EXERCISE INSTRUCTIONS: Skip every image and restate the data word for word.

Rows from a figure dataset
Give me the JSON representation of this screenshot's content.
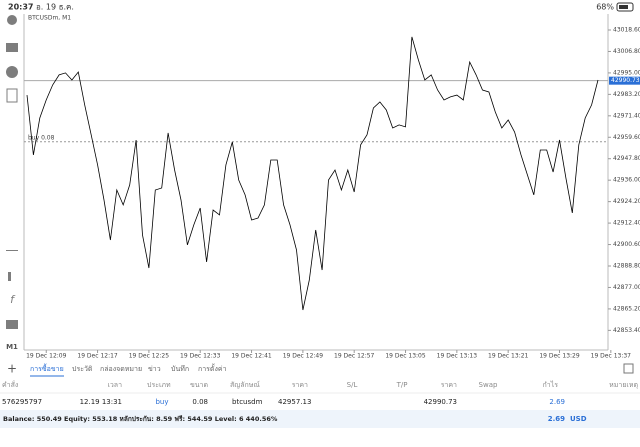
{
  "status_bar": {
    "time": "20:37",
    "date": "อ. 19 ธ.ค.",
    "battery": "68%"
  },
  "chart_data": {
    "type": "line",
    "title": "BTCUSDm, M1",
    "color": "#000000",
    "categories": [
      null,
      null,
      null,
      "19 Dec 12:09",
      null,
      null,
      null,
      null,
      null,
      null,
      null,
      "19 Dec 12:17",
      null,
      null,
      null,
      null,
      null,
      null,
      null,
      "19 Dec 12:25",
      null,
      null,
      null,
      null,
      null,
      null,
      null,
      "19 Dec 12:33",
      null,
      null,
      null,
      null,
      null,
      null,
      null,
      "19 Dec 12:41",
      null,
      null,
      null,
      null,
      null,
      null,
      null,
      "19 Dec 12:49",
      null,
      null,
      null,
      null,
      null,
      null,
      null,
      "19 Dec 12:57",
      null,
      null,
      null,
      null,
      null,
      null,
      null,
      "19 Dec 13:05",
      null,
      null,
      null,
      null,
      null,
      null,
      null,
      "19 Dec 13:13",
      null,
      null,
      null,
      null,
      null,
      null,
      null,
      "19 Dec 13:21",
      null,
      null,
      null,
      null,
      null,
      null,
      null,
      "19 Dec 13:29",
      null,
      null,
      null,
      null,
      null,
      null,
      null,
      "19 Dec 13:37"
    ],
    "values": [
      42982.8,
      42949.9,
      42970.2,
      42980.1,
      42988.4,
      42993.9,
      42995.0,
      42991.1,
      42995.5,
      42977.4,
      42960.9,
      42944.4,
      42925.1,
      42903.1,
      42930.6,
      42922.4,
      42933.4,
      42958.1,
      42905.9,
      42887.7,
      42930.6,
      42931.7,
      42962.0,
      42941.6,
      42925.1,
      42900.4,
      42911.4,
      42920.7,
      42891.0,
      42919.6,
      42916.9,
      42944.4,
      42957.0,
      42936.1,
      42927.9,
      42914.1,
      42915.2,
      42922.4,
      42947.1,
      42947.1,
      42922.4,
      42911.4,
      42897.6,
      42864.6,
      42881.1,
      42908.6,
      42886.6,
      42936.1,
      42941.6,
      42930.6,
      42941.6,
      42929.5,
      42955.4,
      42960.9,
      42975.7,
      42979.0,
      42974.6,
      42964.7,
      42966.4,
      42965.3,
      43014.8,
      43002.1,
      42991.1,
      42993.9,
      42985.6,
      42980.1,
      42981.8,
      42982.8,
      42980.1,
      43001.0,
      42993.9,
      42985.6,
      42984.5,
      42973.5,
      42964.7,
      42969.1,
      42962.5,
      42949.9,
      42938.9,
      42927.9,
      42952.6,
      42952.6,
      42940.5,
      42958.1,
      42937.2,
      42918.0,
      42955.4,
      42970.2,
      42977.4,
      42991.1,
      null,
      null
    ],
    "ylim": [
      42843.7,
      43025.2
    ],
    "yticks": [
      {
        "value": 42853.4,
        "label": "42853.40"
      },
      {
        "value": 42865.2,
        "label": "42865.20"
      },
      {
        "value": 42877,
        "label": "42877.00"
      },
      {
        "value": 42888.8,
        "label": "42888.80"
      },
      {
        "value": 42900.6,
        "label": "42900.60"
      },
      {
        "value": 42912.4,
        "label": "42912.40"
      },
      {
        "value": 42924.2,
        "label": "42924.20"
      },
      {
        "value": 42936,
        "label": "42936.00"
      },
      {
        "value": 42947.8,
        "label": "42947.80"
      },
      {
        "value": 42959.6,
        "label": "42959.60"
      },
      {
        "value": 42971.4,
        "label": "42971.40"
      },
      {
        "value": 42983.2,
        "label": "42983.20"
      },
      {
        "value": 42995,
        "label": "42995.00"
      },
      {
        "value": 43006.8,
        "label": "43006.80"
      },
      {
        "value": 43018.6,
        "label": "43018.60"
      }
    ],
    "current_price": 42990.73,
    "buy_line": {
      "label": "buy 0.08",
      "value": 42957.13
    },
    "timeframe": "M1"
  },
  "tabs": [
    "การซื้อขาย",
    "ประวัติ",
    "กล่องจดหมาย",
    "ข่าว",
    "บันทึก",
    "การตั้งค่า"
  ],
  "table": {
    "header": [
      "คำสั่ง",
      "เวลา",
      "ประเภท",
      "ขนาด",
      "สัญลักษณ์",
      "ราคา",
      "S/L",
      "T/P",
      "ราคา",
      "Swap",
      "กำไร",
      "หมายเหตุ"
    ],
    "rows": [
      [
        "576295797",
        "12.19 13:31",
        "buy",
        "0.08",
        "btcusdm",
        "42957.13",
        "",
        "",
        "42990.73",
        "",
        "2.69",
        ""
      ]
    ]
  },
  "footer": {
    "summary": "Balance: 550.49 Equity: 553.18 หลักประกัน: 8.59 ฟรี: 544.59 Level: 6 440.56%",
    "profit": "2.69",
    "currency": "USD"
  }
}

RESULT BELOW:
Give me the JSON representation of this screenshot's content.
{
  "status_bar": {
    "time": "20:37",
    "date": "อ. 19 ธ.ค.",
    "battery": "68%"
  },
  "chart_data": {
    "type": "line",
    "title": "BTCUSDm, M1",
    "color": "#000000",
    "categories": [
      null,
      null,
      null,
      "19 Dec 12:09",
      null,
      null,
      null,
      null,
      null,
      null,
      null,
      "19 Dec 12:17",
      null,
      null,
      null,
      null,
      null,
      null,
      null,
      "19 Dec 12:25",
      null,
      null,
      null,
      null,
      null,
      null,
      null,
      "19 Dec 12:33",
      null,
      null,
      null,
      null,
      null,
      null,
      null,
      "19 Dec 12:41",
      null,
      null,
      null,
      null,
      null,
      null,
      null,
      "19 Dec 12:49",
      null,
      null,
      null,
      null,
      null,
      null,
      null,
      "19 Dec 12:57",
      null,
      null,
      null,
      null,
      null,
      null,
      null,
      "19 Dec 13:05",
      null,
      null,
      null,
      null,
      null,
      null,
      null,
      "19 Dec 13:13",
      null,
      null,
      null,
      null,
      null,
      null,
      null,
      "19 Dec 13:21",
      null,
      null,
      null,
      null,
      null,
      null,
      null,
      "19 Dec 13:29",
      null,
      null,
      null,
      null,
      null,
      null,
      null,
      "19 Dec 13:37"
    ],
    "values": [
      42982.8,
      42949.9,
      42970.2,
      42980.1,
      42988.4,
      42993.9,
      42995.0,
      42991.1,
      42995.5,
      42977.4,
      42960.9,
      42944.4,
      42925.1,
      42903.1,
      42930.6,
      42922.4,
      42933.4,
      42958.1,
      42905.9,
      42887.7,
      42930.6,
      42931.7,
      42962.0,
      42941.6,
      42925.1,
      42900.4,
      42911.4,
      42920.7,
      42891.0,
      42919.6,
      42916.9,
      42944.4,
      42957.0,
      42936.1,
      42927.9,
      42914.1,
      42915.2,
      42922.4,
      42947.1,
      42947.1,
      42922.4,
      42911.4,
      42897.6,
      42864.6,
      42881.1,
      42908.6,
      42886.6,
      42936.1,
      42941.6,
      42930.6,
      42941.6,
      42929.5,
      42955.4,
      42960.9,
      42975.7,
      42979.0,
      42974.6,
      42964.7,
      42966.4,
      42965.3,
      43014.8,
      43002.1,
      42991.1,
      42993.9,
      42985.6,
      42980.1,
      42981.8,
      42982.8,
      42980.1,
      43001.0,
      42993.9,
      42985.6,
      42984.5,
      42973.5,
      42964.7,
      42969.1,
      42962.5,
      42949.9,
      42938.9,
      42927.9,
      42952.6,
      42952.6,
      42940.5,
      42958.1,
      42937.2,
      42918.0,
      42955.4,
      42970.2,
      42977.4,
      42991.1,
      null,
      null
    ],
    "ylim": [
      42843.7,
      43025.2
    ],
    "yticks": [
      {
        "value": 42853.4,
        "label": "42853.40"
      },
      {
        "value": 42865.2,
        "label": "42865.20"
      },
      {
        "value": 42877,
        "label": "42877.00"
      },
      {
        "value": 42888.8,
        "label": "42888.80"
      },
      {
        "value": 42900.6,
        "label": "42900.60"
      },
      {
        "value": 42912.4,
        "label": "42912.40"
      },
      {
        "value": 42924.2,
        "label": "42924.20"
      },
      {
        "value": 42936,
        "label": "42936.00"
      },
      {
        "value": 42947.8,
        "label": "42947.80"
      },
      {
        "value": 42959.6,
        "label": "42959.60"
      },
      {
        "value": 42971.4,
        "label": "42971.40"
      },
      {
        "value": 42983.2,
        "label": "42983.20"
      },
      {
        "value": 42995,
        "label": "42995.00"
      },
      {
        "value": 43006.8,
        "label": "43006.80"
      },
      {
        "value": 43018.6,
        "label": "43018.60"
      }
    ],
    "current_price": 42990.73,
    "buy_line": {
      "label": "buy 0.08",
      "value": 42957.13
    },
    "timeframe": "M1"
  },
  "tabs": [
    "การซื้อขาย",
    "ประวัติ",
    "กล่องจดหมาย",
    "ข่าว",
    "บันทึก",
    "การตั้งค่า"
  ],
  "table": {
    "header": [
      "คำสั่ง",
      "เวลา",
      "ประเภท",
      "ขนาด",
      "สัญลักษณ์",
      "ราคา",
      "S/L",
      "T/P",
      "ราคา",
      "Swap",
      "กำไร",
      "หมายเหตุ"
    ],
    "rows": [
      [
        "576295797",
        "12.19 13:31",
        "buy",
        "0.08",
        "btcusdm",
        "42957.13",
        "",
        "",
        "42990.73",
        "",
        "2.69",
        ""
      ]
    ]
  },
  "footer": {
    "summary": "Balance: 550.49 Equity: 553.18 หลักประกัน: 8.59 ฟรี: 544.59 Level: 6 440.56%",
    "profit": "2.69",
    "currency": "USD"
  }
}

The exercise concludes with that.